YOUR OBJECTIVE → Below is a listing; copy all of it exactly.

SUPPLIED RECORDS →

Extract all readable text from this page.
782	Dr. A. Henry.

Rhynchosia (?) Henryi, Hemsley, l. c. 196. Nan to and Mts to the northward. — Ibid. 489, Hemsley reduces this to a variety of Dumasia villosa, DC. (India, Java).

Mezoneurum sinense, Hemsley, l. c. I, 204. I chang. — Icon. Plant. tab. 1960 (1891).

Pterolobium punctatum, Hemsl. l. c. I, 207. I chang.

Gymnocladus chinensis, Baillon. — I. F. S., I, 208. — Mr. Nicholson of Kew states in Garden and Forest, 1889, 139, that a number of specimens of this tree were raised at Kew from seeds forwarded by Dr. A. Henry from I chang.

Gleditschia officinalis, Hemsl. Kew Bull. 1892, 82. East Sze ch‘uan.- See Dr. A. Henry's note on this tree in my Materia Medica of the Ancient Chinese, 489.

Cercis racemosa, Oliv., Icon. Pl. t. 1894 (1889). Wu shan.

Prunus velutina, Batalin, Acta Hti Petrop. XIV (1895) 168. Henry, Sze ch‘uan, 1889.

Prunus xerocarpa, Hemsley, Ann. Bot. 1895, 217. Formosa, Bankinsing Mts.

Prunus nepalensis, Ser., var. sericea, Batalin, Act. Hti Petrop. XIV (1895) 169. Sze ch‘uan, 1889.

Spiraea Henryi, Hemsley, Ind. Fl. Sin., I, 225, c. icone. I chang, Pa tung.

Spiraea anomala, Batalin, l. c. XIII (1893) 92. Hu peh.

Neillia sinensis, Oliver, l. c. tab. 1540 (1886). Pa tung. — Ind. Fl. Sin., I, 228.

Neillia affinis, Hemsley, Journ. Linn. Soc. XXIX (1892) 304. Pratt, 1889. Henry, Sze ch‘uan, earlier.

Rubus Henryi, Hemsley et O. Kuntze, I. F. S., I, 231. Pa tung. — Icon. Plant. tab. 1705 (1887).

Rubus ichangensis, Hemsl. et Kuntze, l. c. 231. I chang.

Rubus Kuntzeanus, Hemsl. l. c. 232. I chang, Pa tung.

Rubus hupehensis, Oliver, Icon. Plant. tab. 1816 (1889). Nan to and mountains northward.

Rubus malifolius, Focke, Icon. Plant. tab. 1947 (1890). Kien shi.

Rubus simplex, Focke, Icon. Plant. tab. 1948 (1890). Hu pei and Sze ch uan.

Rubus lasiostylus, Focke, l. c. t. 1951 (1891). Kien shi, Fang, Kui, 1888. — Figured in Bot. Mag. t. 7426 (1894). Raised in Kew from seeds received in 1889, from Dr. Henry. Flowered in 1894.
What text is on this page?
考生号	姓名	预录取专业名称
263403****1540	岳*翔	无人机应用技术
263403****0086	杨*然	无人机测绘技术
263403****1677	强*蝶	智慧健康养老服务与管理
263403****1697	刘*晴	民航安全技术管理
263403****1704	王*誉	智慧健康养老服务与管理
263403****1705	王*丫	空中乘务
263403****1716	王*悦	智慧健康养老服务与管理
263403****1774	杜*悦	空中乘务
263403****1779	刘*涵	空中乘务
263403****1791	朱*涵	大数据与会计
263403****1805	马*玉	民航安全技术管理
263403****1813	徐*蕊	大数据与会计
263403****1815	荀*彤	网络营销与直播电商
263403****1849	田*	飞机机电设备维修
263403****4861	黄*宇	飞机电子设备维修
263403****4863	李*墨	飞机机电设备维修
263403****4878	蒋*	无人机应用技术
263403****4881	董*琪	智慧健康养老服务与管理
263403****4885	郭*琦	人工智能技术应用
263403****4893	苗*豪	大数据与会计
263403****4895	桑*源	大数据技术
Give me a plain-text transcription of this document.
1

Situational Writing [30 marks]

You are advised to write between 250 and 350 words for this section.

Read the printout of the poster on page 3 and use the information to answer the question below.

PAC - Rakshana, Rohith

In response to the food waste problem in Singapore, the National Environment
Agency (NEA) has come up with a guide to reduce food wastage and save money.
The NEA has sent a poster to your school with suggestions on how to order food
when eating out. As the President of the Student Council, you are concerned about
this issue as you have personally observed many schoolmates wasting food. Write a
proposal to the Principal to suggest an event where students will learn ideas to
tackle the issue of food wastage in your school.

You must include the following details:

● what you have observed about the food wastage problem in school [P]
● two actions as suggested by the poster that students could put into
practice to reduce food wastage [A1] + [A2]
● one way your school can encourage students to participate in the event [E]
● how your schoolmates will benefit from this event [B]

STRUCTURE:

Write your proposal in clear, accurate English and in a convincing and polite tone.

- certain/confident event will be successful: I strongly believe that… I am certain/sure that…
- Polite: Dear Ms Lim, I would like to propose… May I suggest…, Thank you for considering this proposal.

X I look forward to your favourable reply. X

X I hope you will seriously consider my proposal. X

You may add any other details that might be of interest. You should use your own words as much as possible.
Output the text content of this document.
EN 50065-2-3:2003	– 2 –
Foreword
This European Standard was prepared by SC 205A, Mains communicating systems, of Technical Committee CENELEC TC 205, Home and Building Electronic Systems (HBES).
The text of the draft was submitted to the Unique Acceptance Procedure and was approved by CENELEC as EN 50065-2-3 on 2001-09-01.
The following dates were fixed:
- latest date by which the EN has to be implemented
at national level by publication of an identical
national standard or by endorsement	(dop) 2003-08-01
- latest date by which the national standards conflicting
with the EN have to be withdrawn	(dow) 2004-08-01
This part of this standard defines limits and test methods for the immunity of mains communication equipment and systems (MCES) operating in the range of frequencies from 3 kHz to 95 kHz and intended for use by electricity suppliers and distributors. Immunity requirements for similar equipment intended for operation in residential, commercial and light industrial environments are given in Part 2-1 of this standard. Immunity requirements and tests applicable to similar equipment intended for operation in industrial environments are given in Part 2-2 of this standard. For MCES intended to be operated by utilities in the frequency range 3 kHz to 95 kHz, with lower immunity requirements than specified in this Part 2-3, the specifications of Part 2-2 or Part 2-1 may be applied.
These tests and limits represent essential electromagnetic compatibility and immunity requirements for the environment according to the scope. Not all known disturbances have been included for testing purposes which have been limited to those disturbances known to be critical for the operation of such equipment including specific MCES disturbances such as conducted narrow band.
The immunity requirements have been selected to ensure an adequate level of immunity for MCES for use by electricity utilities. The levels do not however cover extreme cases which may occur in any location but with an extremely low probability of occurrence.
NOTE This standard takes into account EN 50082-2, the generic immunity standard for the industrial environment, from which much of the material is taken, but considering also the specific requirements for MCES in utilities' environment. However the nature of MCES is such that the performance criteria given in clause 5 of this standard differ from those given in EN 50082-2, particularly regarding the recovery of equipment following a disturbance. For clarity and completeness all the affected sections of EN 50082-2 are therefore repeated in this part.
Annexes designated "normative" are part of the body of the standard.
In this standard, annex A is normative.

FINISHED EXERCISE →
Extract all readable text from this page.
782	Dr. A. Henry.

Rhynchosia (?) Henryi, Hemsley, l. c. 196. Nan to and Mts to the northward. — Ibid. 489, Hemsley reduces this to a variety of Dumasia villosa, DC. (India, Java).

Mezoneurum sinense, Hemsley, l. c. I, 204. I chang. — Icon. Plant. tab. 1960 (1891).

Pterolobium punctatum, Hemsl. l. c. I, 207. I chang.

Gymnocladus chinensis, Baillon. — I. F. S., I, 208. — Mr. Nicholson of Kew states in Garden and Forest, 1889, 139, that a number of specimens of this tree were raised at Kew from seeds forwarded by Dr. A. Henry from I chang.

Gleditschia officinalis, Hemsl. Kew Bull. 1892, 82. East Sze ch‘uan.- See Dr. A. Henry's note on this tree in my Materia Medica of the Ancient Chinese, 489.

Cercis racemosa, Oliv., Icon. Pl. t. 1894 (1889). Wu shan.

Prunus velutina, Batalin, Acta Hti Petrop. XIV (1895) 168. Henry, Sze ch‘uan, 1889.

Prunus xerocarpa, Hemsley, Ann. Bot. 1895, 217. Formosa, Bankinsing Mts.

Prunus nepalensis, Ser., var. sericea, Batalin, Act. Hti Petrop. XIV (1895) 169. Sze ch‘uan, 1889.

Spiraea Henryi, Hemsley, Ind. Fl. Sin., I, 225, c. icone. I chang, Pa tung.

Spiraea anomala, Batalin, l. c. XIII (1893) 92. Hu peh.

Neillia sinensis, Oliver, l. c. tab. 1540 (1886). Pa tung. — Ind. Fl. Sin., I, 228.

Neillia affinis, Hemsley, Journ. Linn. Soc. XXIX (1892) 304. Pratt, 1889. Henry, Sze ch‘uan, earlier.

Rubus Henryi, Hemsley et O. Kuntze, I. F. S., I, 231. Pa tung. — Icon. Plant. tab. 1705 (1887).

Rubus ichangensis, Hemsl. et Kuntze, l. c. 231. I chang.

Rubus Kuntzeanus, Hemsl. l. c. 232. I chang, Pa tung.

Rubus hupehensis, Oliver, Icon. Plant. tab. 1816 (1889). Nan to and mountains northward.

Rubus malifolius, Focke, Icon. Plant. tab. 1947 (1890). Kien shi.

Rubus simplex, Focke, Icon. Plant. tab. 1948 (1890). Hu pei and Sze ch uan.

Rubus lasiostylus, Focke, l. c. t. 1951 (1891). Kien shi, Fang, Kui, 1888. — Figured in Bot. Mag. t. 7426 (1894). Raised in Kew from seeds received in 1889, from Dr. Henry. Flowered in 1894.
What text is on this page?
考生号	姓名	预录取专业名称
263403****1540	岳*翔	无人机应用技术
263403****0086	杨*然	无人机测绘技术
263403****1677	强*蝶	智慧健康养老服务与管理
263403****1697	刘*晴	民航安全技术管理
263403****1704	王*誉	智慧健康养老服务与管理
263403****1705	王*丫	空中乘务
263403****1716	王*悦	智慧健康养老服务与管理
263403****1774	杜*悦	空中乘务
263403****1779	刘*涵	空中乘务
263403****1791	朱*涵	大数据与会计
263403****1805	马*玉	民航安全技术管理
263403****1813	徐*蕊	大数据与会计
263403****1815	荀*彤	网络营销与直播电商
263403****1849	田*	飞机机电设备维修
263403****4861	黄*宇	飞机电子设备维修
263403****4863	李*墨	飞机机电设备维修
263403****4878	蒋*	无人机应用技术
263403****4881	董*琪	智慧健康养老服务与管理
263403****4885	郭*琦	人工智能技术应用
263403****4893	苗*豪	大数据与会计
263403****4895	桑*源	大数据技术
Give me a plain-text transcription of this document.
1

Situational Writing [30 marks]

You are advised to write between 250 and 350 words for this section.

Read the printout of the poster on page 3 and use the information to answer the question below.

PAC - Rakshana, Rohith

In response to the food waste problem in Singapore, the National Environment
Agency (NEA) has come up with a guide to reduce food wastage and save money.
The NEA has sent a poster to your school with suggestions on how to order food
when eating out. As the President of the Student Council, you are concerned about
this issue as you have personally observed many schoolmates wasting food. Write a
proposal to the Principal to suggest an event where students will learn ideas to
tackle the issue of food wastage in your school.

You must include the following details:

● what you have observed about the food wastage problem in school [P]
● two actions as suggested by the poster that students could put into
practice to reduce food wastage [A1] + [A2]
● one way your school can encourage students to participate in the event [E]
● how your schoolmates will benefit from this event [B]

STRUCTURE:

Write your proposal in clear, accurate English and in a convincing and polite tone.

- certain/confident event will be successful: I strongly believe that… I am certain/sure that…
- Polite: Dear Ms Lim, I would like to propose… May I suggest…, Thank you for considering this proposal.

X I look forward to your favourable reply. X

X I hope you will seriously consider my proposal. X

You may add any other details that might be of interest. You should use your own words as much as possible.
Output the text content of this document.
EN 50065-2-3:2003	– 2 –
Foreword
This European Standard was prepared by SC 205A, Mains communicating systems, of Technical Committee CENELEC TC 205, Home and Building Electronic Systems (HBES).
The text of the draft was submitted to the Unique Acceptance Procedure and was approved by CENELEC as EN 50065-2-3 on 2001-09-01.
The following dates were fixed:
- latest date by which the EN has to be implemented
at national level by publication of an identical
national standard or by endorsement	(dop) 2003-08-01
- latest date by which the national standards conflicting
with the EN have to be withdrawn	(dow) 2004-08-01
This part of this standard defines limits and test methods for the immunity of mains communication equipment and systems (MCES) operating in the range of frequencies from 3 kHz to 95 kHz and intended for use by electricity suppliers and distributors. Immunity requirements for similar equipment intended for operation in residential, commercial and light industrial environments are given in Part 2-1 of this standard. Immunity requirements and tests applicable to similar equipment intended for operation in industrial environments are given in Part 2-2 of this standard. For MCES intended to be operated by utilities in the frequency range 3 kHz to 95 kHz, with lower immunity requirements than specified in this Part 2-3, the specifications of Part 2-2 or Part 2-1 may be applied.
These tests and limits represent essential electromagnetic compatibility and immunity requirements for the environment according to the scope. Not all known disturbances have been included for testing purposes which have been limited to those disturbances known to be critical for the operation of such equipment including specific MCES disturbances such as conducted narrow band.
The immunity requirements have been selected to ensure an adequate level of immunity for MCES for use by electricity utilities. The levels do not however cover extreme cases which may occur in any location but with an extremely low probability of occurrence.
NOTE This standard takes into account EN 50082-2, the generic immunity standard for the industrial environment, from which much of the material is taken, but considering also the specific requirements for MCES in utilities' environment. However the nature of MCES is such that the performance criteria given in clause 5 of this standard differ from those given in EN 50082-2, particularly regarding the recovery of equipment following a disturbance. For clarity and completeness all the affected sections of EN 50082-2 are therefore repeated in this part.
Annexes designated "normative" are part of the body of the standard.
In this standard, annex A is normative.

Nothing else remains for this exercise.